» SHORT PROBLEM
In the entries below, count every line with the word "slope". Return only the count.

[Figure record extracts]
--------------------
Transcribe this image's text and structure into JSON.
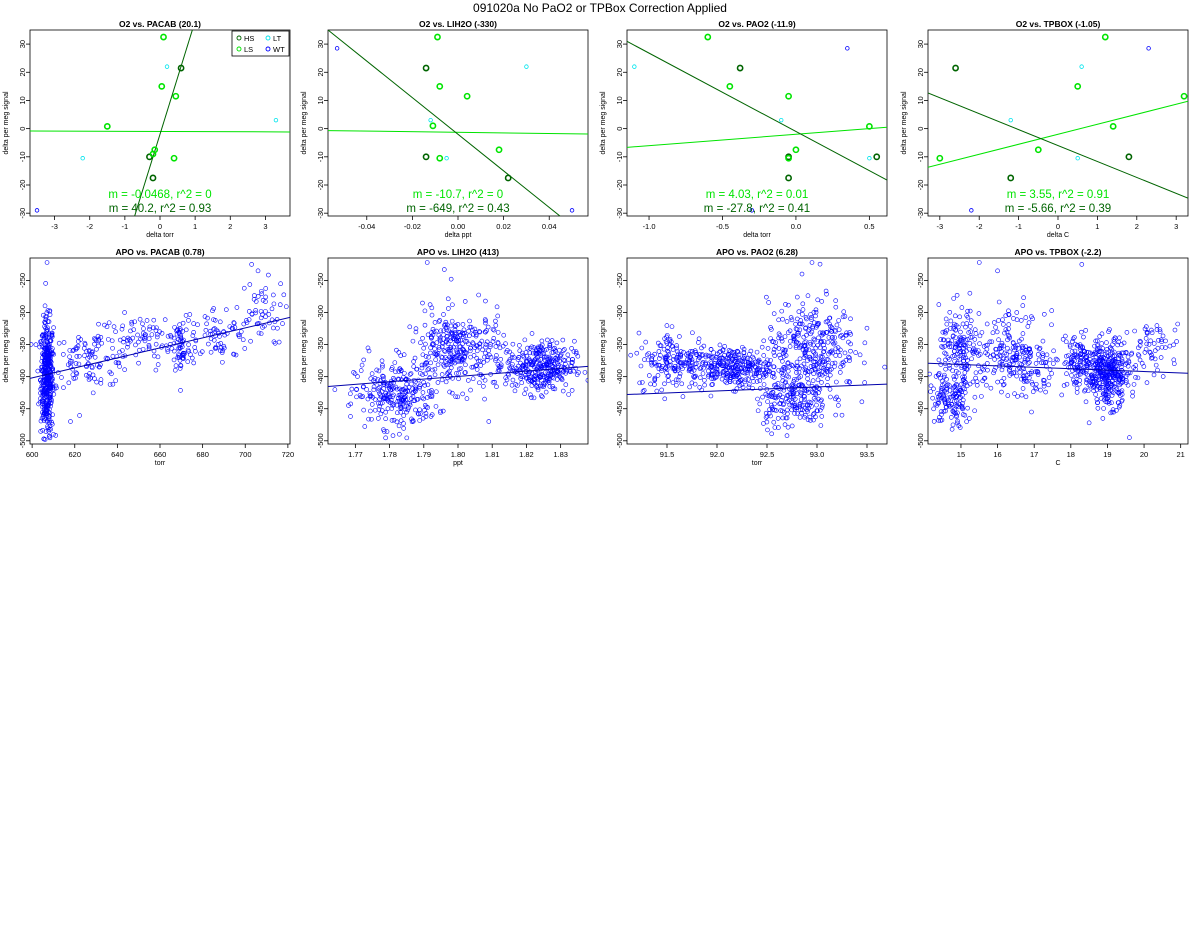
{
  "page": {
    "title": "091020a   No PaO2 or TPBox Correction Applied"
  },
  "colors": {
    "HS": "#006400",
    "LS": "#00e400",
    "LT": "#00e5ee",
    "WT": "#0000ff",
    "apo": "#0000ff",
    "fit": "#0000aa"
  },
  "legend": [
    {
      "label": "HS",
      "color": "#006400"
    },
    {
      "label": "LT",
      "color": "#00e5ee"
    },
    {
      "label": "LS",
      "color": "#00e400"
    },
    {
      "label": "WT",
      "color": "#0000ff"
    }
  ],
  "chart_data": [
    {
      "type": "scatter",
      "title": "O2 vs. PACAB (20.1)",
      "xlabel": "delta torr",
      "ylabel": "delta per meg signal",
      "xlim": [
        -3.7,
        3.7
      ],
      "ylim": [
        -31,
        35
      ],
      "xticks": [
        -3,
        -2,
        -1,
        0,
        1,
        2,
        3
      ],
      "xtick_labels": [
        "-3",
        "-2",
        "-1",
        "0",
        "1",
        "2",
        "3"
      ],
      "yticks": [
        -30,
        -20,
        -10,
        0,
        10,
        20,
        30
      ],
      "ytick_labels": [
        "-30",
        "-20",
        "-10",
        "0",
        "10",
        "20",
        "30"
      ],
      "legend": true,
      "series": [
        {
          "name": "HS",
          "points": [
            [
              0.6,
              21.5
            ],
            [
              -0.3,
              -10
            ],
            [
              -0.2,
              -17.5
            ]
          ]
        },
        {
          "name": "LS",
          "points": [
            [
              -1.5,
              0.8
            ],
            [
              0.1,
              32.5
            ],
            [
              0.05,
              15
            ],
            [
              0.45,
              11.5
            ],
            [
              -0.15,
              -7.5
            ],
            [
              -0.2,
              -9
            ],
            [
              0.4,
              -10.5
            ]
          ]
        },
        {
          "name": "LT",
          "points": [
            [
              0.2,
              22
            ],
            [
              -2.2,
              -10.5
            ],
            [
              3.3,
              3
            ]
          ]
        },
        {
          "name": "WT",
          "points": [
            [
              -3.5,
              -29
            ]
          ]
        }
      ],
      "fits": [
        {
          "name": "LS",
          "slope": -0.0468,
          "intercept": -1,
          "label": "m = -0.0468, r^2 = 0"
        },
        {
          "name": "HS",
          "slope": 40.2,
          "intercept": -2,
          "label": "m = 40.2, r^2 = 0.93"
        }
      ]
    },
    {
      "type": "scatter",
      "title": "O2 vs. LIH2O (-330)",
      "xlabel": "delta ppt",
      "ylabel": "delta per meg signal",
      "xlim": [
        -0.057,
        0.057
      ],
      "ylim": [
        -31,
        35
      ],
      "xticks": [
        -0.04,
        -0.02,
        0,
        0.02,
        0.04
      ],
      "xtick_labels": [
        "-0.04",
        "-0.02",
        "0.00",
        "0.02",
        "0.04"
      ],
      "yticks": [
        -30,
        -20,
        -10,
        0,
        10,
        20,
        30
      ],
      "ytick_labels": [
        "-30",
        "-20",
        "-10",
        "0",
        "10",
        "20",
        "30"
      ],
      "legend": false,
      "series": [
        {
          "name": "HS",
          "points": [
            [
              -0.014,
              21.5
            ],
            [
              -0.014,
              -10
            ],
            [
              0.022,
              -17.5
            ]
          ]
        },
        {
          "name": "LS",
          "points": [
            [
              -0.011,
              1
            ],
            [
              -0.009,
              32.5
            ],
            [
              -0.008,
              15
            ],
            [
              0.004,
              11.5
            ],
            [
              0.018,
              -7.5
            ],
            [
              -0.008,
              -10.5
            ]
          ]
        },
        {
          "name": "LT",
          "points": [
            [
              0.03,
              22
            ],
            [
              -0.012,
              3
            ],
            [
              -0.005,
              -10.5
            ]
          ]
        },
        {
          "name": "WT",
          "points": [
            [
              -0.053,
              28.5
            ],
            [
              0.05,
              -29
            ]
          ]
        }
      ],
      "fits": [
        {
          "name": "LS",
          "slope": -10.7,
          "intercept": -1.3,
          "label": "m = -10.7, r^2 = 0"
        },
        {
          "name": "HS",
          "slope": -649,
          "intercept": -2,
          "label": "m = -649, r^2 = 0.43"
        }
      ]
    },
    {
      "type": "scatter",
      "title": "O2 vs. PAO2 (-11.9)",
      "xlabel": "delta torr",
      "ylabel": "delta per meg signal",
      "xlim": [
        -1.15,
        0.62
      ],
      "ylim": [
        -31,
        35
      ],
      "xticks": [
        -1,
        -0.5,
        0,
        0.5
      ],
      "xtick_labels": [
        "-1.0",
        "-0.5",
        "0.0",
        "0.5"
      ],
      "yticks": [
        -30,
        -20,
        -10,
        0,
        10,
        20,
        30
      ],
      "ytick_labels": [
        "-30",
        "-20",
        "-10",
        "0",
        "10",
        "20",
        "30"
      ],
      "legend": false,
      "series": [
        {
          "name": "HS",
          "points": [
            [
              -0.38,
              21.5
            ],
            [
              -0.05,
              -10
            ],
            [
              -0.05,
              -17.5
            ],
            [
              0.55,
              -10
            ]
          ]
        },
        {
          "name": "LS",
          "points": [
            [
              -0.6,
              32.5
            ],
            [
              -0.45,
              15
            ],
            [
              -0.05,
              11.5
            ],
            [
              0.0,
              -7.5
            ],
            [
              0.5,
              0.8
            ],
            [
              -0.05,
              -10.5
            ]
          ]
        },
        {
          "name": "LT",
          "points": [
            [
              -1.1,
              22
            ],
            [
              -0.1,
              3
            ],
            [
              0.5,
              -10.5
            ]
          ]
        },
        {
          "name": "WT",
          "points": [
            [
              0.35,
              28.5
            ],
            [
              -0.3,
              -29
            ]
          ]
        }
      ],
      "fits": [
        {
          "name": "LS",
          "slope": 4.03,
          "intercept": -2,
          "label": "m = 4.03, r^2 = 0.01"
        },
        {
          "name": "HS",
          "slope": -27.8,
          "intercept": -1,
          "label": "m = -27.8, r^2 = 0.41"
        }
      ]
    },
    {
      "type": "scatter",
      "title": "O2 vs. TPBOX (-1.05)",
      "xlabel": "delta C",
      "ylabel": "delta per meg signal",
      "xlim": [
        -3.3,
        3.3
      ],
      "ylim": [
        -31,
        35
      ],
      "xticks": [
        -3,
        -2,
        -1,
        0,
        1,
        2,
        3
      ],
      "xtick_labels": [
        "-3",
        "-2",
        "-1",
        "0",
        "1",
        "2",
        "3"
      ],
      "yticks": [
        -30,
        -20,
        -10,
        0,
        10,
        20,
        30
      ],
      "ytick_labels": [
        "-30",
        "-20",
        "-10",
        "0",
        "10",
        "20",
        "30"
      ],
      "legend": false,
      "series": [
        {
          "name": "HS",
          "points": [
            [
              -2.6,
              21.5
            ],
            [
              1.8,
              -10
            ],
            [
              -1.2,
              -17.5
            ]
          ]
        },
        {
          "name": "LS",
          "points": [
            [
              1.2,
              32.5
            ],
            [
              0.5,
              15
            ],
            [
              3.2,
              11.5
            ],
            [
              -0.5,
              -7.5
            ],
            [
              1.4,
              0.8
            ],
            [
              -3.0,
              -10.5
            ]
          ]
        },
        {
          "name": "LT",
          "points": [
            [
              0.6,
              22
            ],
            [
              -1.2,
              3
            ],
            [
              0.5,
              -10.5
            ]
          ]
        },
        {
          "name": "WT",
          "points": [
            [
              2.3,
              28.5
            ],
            [
              -2.2,
              -29
            ]
          ]
        }
      ],
      "fits": [
        {
          "name": "LS",
          "slope": 3.55,
          "intercept": -2,
          "label": "m = 3.55, r^2 = 0.91"
        },
        {
          "name": "HS",
          "slope": -5.66,
          "intercept": -6,
          "label": "m = -5.66, r^2 = 0.39"
        }
      ]
    },
    {
      "type": "scatter",
      "title": "APO vs. PACAB (0.78)",
      "xlabel": "torr",
      "ylabel": "delta per meg signal",
      "xlim": [
        599,
        721
      ],
      "ylim": [
        -505,
        -215
      ],
      "xticks": [
        600,
        620,
        640,
        660,
        680,
        700,
        720
      ],
      "xtick_labels": [
        "600",
        "620",
        "640",
        "660",
        "680",
        "700",
        "720"
      ],
      "yticks": [
        -500,
        -450,
        -400,
        -350,
        -300,
        -250
      ],
      "ytick_labels": [
        "-500",
        "-450",
        "-400",
        "-350",
        "-300",
        "-250"
      ],
      "fit": {
        "slope": 0.78,
        "intercept": -870
      },
      "clusters": [
        {
          "n": 420,
          "cx": 607,
          "sx": 1.5,
          "cy": -402,
          "sy": 45
        },
        {
          "n": 110,
          "cx": 628,
          "sx": 10,
          "cy": -372,
          "sy": 22
        },
        {
          "n": 80,
          "cx": 652,
          "sx": 10,
          "cy": -345,
          "sy": 20
        },
        {
          "n": 50,
          "cx": 670,
          "sx": 2,
          "cy": -350,
          "sy": 25
        },
        {
          "n": 80,
          "cx": 686,
          "sx": 9,
          "cy": -335,
          "sy": 22
        },
        {
          "n": 50,
          "cx": 707,
          "sx": 6,
          "cy": -300,
          "sy": 25
        }
      ],
      "outliers": [
        [
          607,
          -222
        ],
        [
          703,
          -225
        ],
        [
          706,
          -235
        ],
        [
          618,
          -470
        ],
        [
          608,
          -493
        ],
        [
          610,
          -490
        ]
      ]
    },
    {
      "type": "scatter",
      "title": "APO vs. LIH2O (413)",
      "xlabel": "ppt",
      "ylabel": "delta per meg signal",
      "xlim": [
        1.762,
        1.838
      ],
      "ylim": [
        -505,
        -215
      ],
      "xticks": [
        1.77,
        1.78,
        1.79,
        1.8,
        1.81,
        1.82,
        1.83
      ],
      "xtick_labels": [
        "1.77",
        "1.78",
        "1.79",
        "1.80",
        "1.81",
        "1.82",
        "1.83"
      ],
      "yticks": [
        -500,
        -450,
        -400,
        -350,
        -300,
        -250
      ],
      "ytick_labels": [
        "-500",
        "-450",
        "-400",
        "-350",
        "-300",
        "-250"
      ],
      "fit": {
        "slope": 413,
        "intercept": -1143
      },
      "clusters": [
        {
          "n": 260,
          "cx": 1.782,
          "sx": 0.006,
          "cy": -430,
          "sy": 25
        },
        {
          "n": 330,
          "cx": 1.8,
          "sx": 0.007,
          "cy": -360,
          "sy": 30
        },
        {
          "n": 330,
          "cx": 1.824,
          "sx": 0.005,
          "cy": -385,
          "sy": 20
        }
      ],
      "outliers": [
        [
          1.791,
          -222
        ],
        [
          1.796,
          -233
        ],
        [
          1.798,
          -248
        ],
        [
          1.774,
          -360
        ],
        [
          1.809,
          -470
        ],
        [
          1.781,
          -492
        ],
        [
          1.768,
          -445
        ]
      ]
    },
    {
      "type": "scatter",
      "title": "APO vs. PAO2 (6.28)",
      "xlabel": "torr",
      "ylabel": "delta per meg signal",
      "xlim": [
        91.1,
        93.7
      ],
      "ylim": [
        -505,
        -215
      ],
      "xticks": [
        91.5,
        92.0,
        92.5,
        93.0,
        93.5
      ],
      "xtick_labels": [
        "91.5",
        "92.0",
        "92.5",
        "93.0",
        "93.5"
      ],
      "yticks": [
        -500,
        -450,
        -400,
        -350,
        -300,
        -250
      ],
      "ytick_labels": [
        "-500",
        "-450",
        "-400",
        "-350",
        "-300",
        "-250"
      ],
      "fit": {
        "slope": 6.28,
        "intercept": -1000
      },
      "clusters": [
        {
          "n": 180,
          "cx": 91.6,
          "sx": 0.2,
          "cy": -375,
          "sy": 22
        },
        {
          "n": 280,
          "cx": 92.15,
          "sx": 0.2,
          "cy": -385,
          "sy": 15
        },
        {
          "n": 300,
          "cx": 92.95,
          "sx": 0.22,
          "cy": -350,
          "sy": 35
        },
        {
          "n": 220,
          "cx": 92.75,
          "sx": 0.18,
          "cy": -430,
          "sy": 25
        }
      ],
      "outliers": [
        [
          92.95,
          -222
        ],
        [
          92.85,
          -240
        ],
        [
          91.55,
          -322
        ],
        [
          93.25,
          -460
        ],
        [
          92.7,
          -492
        ]
      ]
    },
    {
      "type": "scatter",
      "title": "APO vs. TPBOX (-2.2)",
      "xlabel": "C",
      "ylabel": "delta per meg signal",
      "xlim": [
        14.1,
        21.2
      ],
      "ylim": [
        -505,
        -215
      ],
      "xticks": [
        15,
        16,
        17,
        18,
        19,
        20,
        21
      ],
      "xtick_labels": [
        "15",
        "16",
        "17",
        "18",
        "19",
        "20",
        "21"
      ],
      "yticks": [
        -500,
        -450,
        -400,
        -350,
        -300,
        -250
      ],
      "ytick_labels": [
        "-500",
        "-450",
        "-400",
        "-350",
        "-300",
        "-250"
      ],
      "fit": {
        "slope": -2.2,
        "intercept": -348
      },
      "clusters": [
        {
          "n": 170,
          "cx": 15.0,
          "sx": 0.3,
          "cy": -365,
          "sy": 35
        },
        {
          "n": 120,
          "cx": 14.7,
          "sx": 0.3,
          "cy": -440,
          "sy": 20
        },
        {
          "n": 180,
          "cx": 16.3,
          "sx": 0.5,
          "cy": -360,
          "sy": 30
        },
        {
          "n": 60,
          "cx": 17.0,
          "sx": 0.3,
          "cy": -395,
          "sy": 25
        },
        {
          "n": 100,
          "cx": 18.2,
          "sx": 0.2,
          "cy": -375,
          "sy": 20
        },
        {
          "n": 380,
          "cx": 19.0,
          "sx": 0.3,
          "cy": -395,
          "sy": 25
        },
        {
          "n": 60,
          "cx": 20.3,
          "sx": 0.35,
          "cy": -355,
          "sy": 20
        }
      ],
      "outliers": [
        [
          15.5,
          -222
        ],
        [
          16.0,
          -235
        ],
        [
          18.3,
          -225
        ],
        [
          19.6,
          -495
        ],
        [
          18.5,
          -472
        ]
      ]
    }
  ]
}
--------------------
» RESPONSE BELOW
12